→ GIVEN TASK: Count every line of the material that holds the string "JSON". Respond with the total only.

[Collected data]

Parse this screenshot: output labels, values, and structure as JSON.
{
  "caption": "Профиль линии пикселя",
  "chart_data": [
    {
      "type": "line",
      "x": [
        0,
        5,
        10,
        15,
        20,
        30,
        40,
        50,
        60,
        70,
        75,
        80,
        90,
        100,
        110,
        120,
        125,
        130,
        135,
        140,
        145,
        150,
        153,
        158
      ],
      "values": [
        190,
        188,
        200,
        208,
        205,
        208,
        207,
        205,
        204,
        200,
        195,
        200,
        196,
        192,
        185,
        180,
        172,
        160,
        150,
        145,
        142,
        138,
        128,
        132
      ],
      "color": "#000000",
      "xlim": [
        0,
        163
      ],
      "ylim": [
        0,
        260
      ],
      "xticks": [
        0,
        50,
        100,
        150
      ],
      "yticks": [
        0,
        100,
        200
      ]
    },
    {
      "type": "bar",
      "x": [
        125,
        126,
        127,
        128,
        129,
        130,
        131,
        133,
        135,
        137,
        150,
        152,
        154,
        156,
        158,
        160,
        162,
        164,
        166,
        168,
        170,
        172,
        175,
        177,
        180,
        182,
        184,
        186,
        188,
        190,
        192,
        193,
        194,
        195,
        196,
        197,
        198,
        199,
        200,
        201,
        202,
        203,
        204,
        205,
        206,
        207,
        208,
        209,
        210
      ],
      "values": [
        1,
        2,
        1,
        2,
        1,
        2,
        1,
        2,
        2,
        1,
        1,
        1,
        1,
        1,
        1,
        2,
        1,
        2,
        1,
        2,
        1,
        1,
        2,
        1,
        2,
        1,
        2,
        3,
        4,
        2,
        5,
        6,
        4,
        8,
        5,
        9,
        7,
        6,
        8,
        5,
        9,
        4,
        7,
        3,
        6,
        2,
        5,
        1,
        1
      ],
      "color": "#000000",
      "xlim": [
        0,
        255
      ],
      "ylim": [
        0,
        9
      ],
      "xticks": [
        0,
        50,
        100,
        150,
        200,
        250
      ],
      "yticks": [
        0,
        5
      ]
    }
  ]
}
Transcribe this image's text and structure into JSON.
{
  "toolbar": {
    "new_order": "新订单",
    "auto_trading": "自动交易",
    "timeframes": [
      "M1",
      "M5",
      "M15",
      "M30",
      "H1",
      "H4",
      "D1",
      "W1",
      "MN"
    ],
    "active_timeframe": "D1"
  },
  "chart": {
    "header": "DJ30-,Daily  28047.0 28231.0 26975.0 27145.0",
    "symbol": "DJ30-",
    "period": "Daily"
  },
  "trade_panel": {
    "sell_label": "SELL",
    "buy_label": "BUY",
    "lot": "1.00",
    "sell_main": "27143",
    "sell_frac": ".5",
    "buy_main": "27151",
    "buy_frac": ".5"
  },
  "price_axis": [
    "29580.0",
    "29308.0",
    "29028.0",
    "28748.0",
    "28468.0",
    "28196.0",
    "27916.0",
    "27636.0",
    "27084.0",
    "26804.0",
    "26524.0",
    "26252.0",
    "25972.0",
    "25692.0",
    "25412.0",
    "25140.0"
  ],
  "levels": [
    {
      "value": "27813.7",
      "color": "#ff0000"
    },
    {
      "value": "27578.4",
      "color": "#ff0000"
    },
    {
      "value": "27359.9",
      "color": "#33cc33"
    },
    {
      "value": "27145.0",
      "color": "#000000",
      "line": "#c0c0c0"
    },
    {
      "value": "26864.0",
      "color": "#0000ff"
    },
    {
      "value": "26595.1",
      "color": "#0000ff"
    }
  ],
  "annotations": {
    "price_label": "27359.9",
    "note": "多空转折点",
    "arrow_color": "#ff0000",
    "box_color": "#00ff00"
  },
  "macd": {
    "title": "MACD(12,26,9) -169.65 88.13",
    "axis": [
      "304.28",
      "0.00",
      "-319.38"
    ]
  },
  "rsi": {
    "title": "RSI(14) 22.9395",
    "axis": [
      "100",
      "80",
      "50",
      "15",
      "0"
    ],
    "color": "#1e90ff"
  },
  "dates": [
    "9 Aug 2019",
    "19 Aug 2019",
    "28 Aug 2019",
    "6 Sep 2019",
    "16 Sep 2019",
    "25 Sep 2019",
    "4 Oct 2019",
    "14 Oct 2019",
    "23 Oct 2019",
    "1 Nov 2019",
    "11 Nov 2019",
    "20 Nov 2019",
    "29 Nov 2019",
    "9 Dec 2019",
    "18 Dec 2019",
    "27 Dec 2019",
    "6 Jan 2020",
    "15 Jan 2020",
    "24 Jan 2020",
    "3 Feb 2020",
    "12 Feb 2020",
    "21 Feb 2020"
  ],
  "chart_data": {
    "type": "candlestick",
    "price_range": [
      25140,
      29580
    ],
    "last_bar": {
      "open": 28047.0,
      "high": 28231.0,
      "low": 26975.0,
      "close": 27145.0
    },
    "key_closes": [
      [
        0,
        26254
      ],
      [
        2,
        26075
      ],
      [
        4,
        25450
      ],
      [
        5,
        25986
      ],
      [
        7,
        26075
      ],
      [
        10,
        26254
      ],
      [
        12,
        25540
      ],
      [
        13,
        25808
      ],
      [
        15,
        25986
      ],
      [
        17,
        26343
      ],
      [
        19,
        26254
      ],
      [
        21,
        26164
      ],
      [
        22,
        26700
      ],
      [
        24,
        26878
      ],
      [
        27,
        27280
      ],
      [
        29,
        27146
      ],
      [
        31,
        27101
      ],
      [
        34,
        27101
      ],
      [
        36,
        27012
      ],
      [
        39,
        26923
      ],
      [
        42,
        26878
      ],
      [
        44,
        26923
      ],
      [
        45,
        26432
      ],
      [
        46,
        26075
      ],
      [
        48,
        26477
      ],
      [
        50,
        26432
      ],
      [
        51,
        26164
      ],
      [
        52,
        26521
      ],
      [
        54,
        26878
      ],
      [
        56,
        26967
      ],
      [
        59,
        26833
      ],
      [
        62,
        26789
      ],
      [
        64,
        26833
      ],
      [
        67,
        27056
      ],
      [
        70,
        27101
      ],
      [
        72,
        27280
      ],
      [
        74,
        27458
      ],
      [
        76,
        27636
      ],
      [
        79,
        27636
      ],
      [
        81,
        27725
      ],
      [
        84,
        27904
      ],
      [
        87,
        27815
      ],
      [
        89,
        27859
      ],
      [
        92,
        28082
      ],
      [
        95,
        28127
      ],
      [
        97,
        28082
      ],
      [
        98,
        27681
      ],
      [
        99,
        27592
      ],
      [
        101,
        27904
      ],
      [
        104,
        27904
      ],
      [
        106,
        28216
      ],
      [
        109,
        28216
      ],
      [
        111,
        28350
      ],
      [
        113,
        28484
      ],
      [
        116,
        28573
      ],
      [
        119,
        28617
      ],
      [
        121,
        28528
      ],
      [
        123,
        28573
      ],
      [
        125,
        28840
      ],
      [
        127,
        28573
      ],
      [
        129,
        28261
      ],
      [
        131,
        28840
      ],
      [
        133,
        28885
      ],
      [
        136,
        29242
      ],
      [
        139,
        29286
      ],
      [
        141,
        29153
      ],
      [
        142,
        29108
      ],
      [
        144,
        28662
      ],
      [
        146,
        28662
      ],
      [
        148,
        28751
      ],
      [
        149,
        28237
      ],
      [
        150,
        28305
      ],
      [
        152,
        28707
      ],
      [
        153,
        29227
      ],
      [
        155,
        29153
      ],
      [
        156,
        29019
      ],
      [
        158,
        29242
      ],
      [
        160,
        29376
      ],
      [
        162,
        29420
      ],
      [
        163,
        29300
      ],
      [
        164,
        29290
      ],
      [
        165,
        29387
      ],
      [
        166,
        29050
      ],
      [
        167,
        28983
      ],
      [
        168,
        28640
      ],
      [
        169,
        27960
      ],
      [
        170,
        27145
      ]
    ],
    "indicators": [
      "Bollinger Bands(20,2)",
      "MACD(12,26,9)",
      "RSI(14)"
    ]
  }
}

→ RESULT OF THIS TASK: 2